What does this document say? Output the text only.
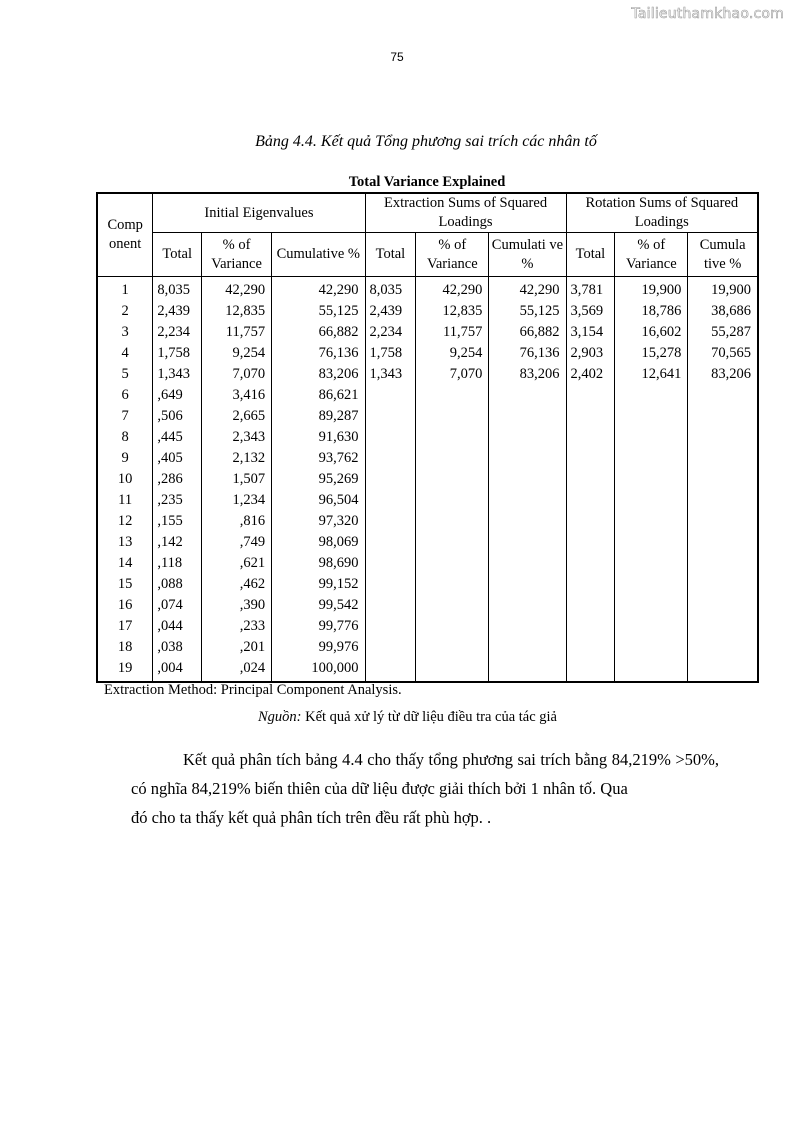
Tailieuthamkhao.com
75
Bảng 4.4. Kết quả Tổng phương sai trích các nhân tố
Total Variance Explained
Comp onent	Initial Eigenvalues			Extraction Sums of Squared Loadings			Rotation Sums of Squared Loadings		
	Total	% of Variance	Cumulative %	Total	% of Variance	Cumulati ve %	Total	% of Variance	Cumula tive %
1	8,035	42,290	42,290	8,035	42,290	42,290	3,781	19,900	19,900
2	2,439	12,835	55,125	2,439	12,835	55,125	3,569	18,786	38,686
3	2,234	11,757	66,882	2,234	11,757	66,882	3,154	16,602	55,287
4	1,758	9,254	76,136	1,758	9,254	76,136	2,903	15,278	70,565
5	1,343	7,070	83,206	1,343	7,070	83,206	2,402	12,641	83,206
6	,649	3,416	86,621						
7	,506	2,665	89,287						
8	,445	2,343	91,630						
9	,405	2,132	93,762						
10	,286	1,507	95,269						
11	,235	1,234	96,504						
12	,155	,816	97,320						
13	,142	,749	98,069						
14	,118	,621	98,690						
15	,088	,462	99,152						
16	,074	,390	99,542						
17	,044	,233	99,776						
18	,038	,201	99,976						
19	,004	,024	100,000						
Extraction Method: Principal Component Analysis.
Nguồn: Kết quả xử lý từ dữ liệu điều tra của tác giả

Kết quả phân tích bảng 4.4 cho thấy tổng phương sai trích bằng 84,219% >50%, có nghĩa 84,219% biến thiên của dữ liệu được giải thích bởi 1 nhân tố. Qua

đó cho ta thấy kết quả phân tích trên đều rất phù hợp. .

== == ==

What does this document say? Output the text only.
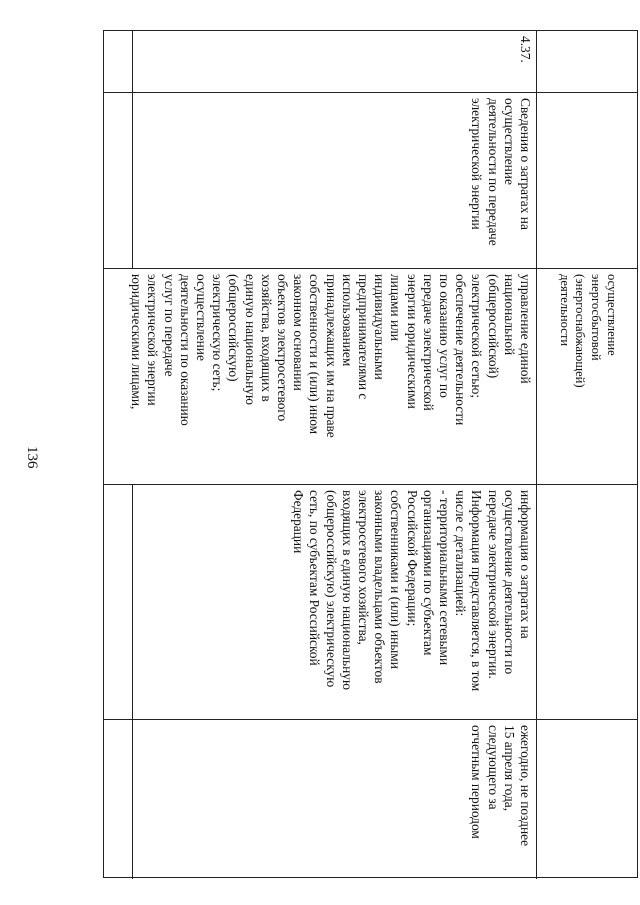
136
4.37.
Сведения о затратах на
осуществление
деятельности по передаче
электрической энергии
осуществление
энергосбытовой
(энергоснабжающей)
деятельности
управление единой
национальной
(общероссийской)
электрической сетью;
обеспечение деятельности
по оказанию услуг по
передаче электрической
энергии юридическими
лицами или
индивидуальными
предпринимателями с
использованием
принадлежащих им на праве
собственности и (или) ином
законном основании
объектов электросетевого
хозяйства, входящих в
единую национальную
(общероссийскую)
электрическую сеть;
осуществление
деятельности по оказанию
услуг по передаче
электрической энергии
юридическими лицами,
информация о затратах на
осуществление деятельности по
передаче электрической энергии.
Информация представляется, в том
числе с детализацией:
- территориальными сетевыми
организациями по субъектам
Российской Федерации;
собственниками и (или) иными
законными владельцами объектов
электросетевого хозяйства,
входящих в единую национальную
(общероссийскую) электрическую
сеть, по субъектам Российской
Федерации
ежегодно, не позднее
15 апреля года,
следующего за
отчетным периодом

== == ==

**Directions for this task:** Note every line above where the string "оказанию" shows up, and copy those lines.

**Response below:**
по оказанию услуг по
деятельности по оказанию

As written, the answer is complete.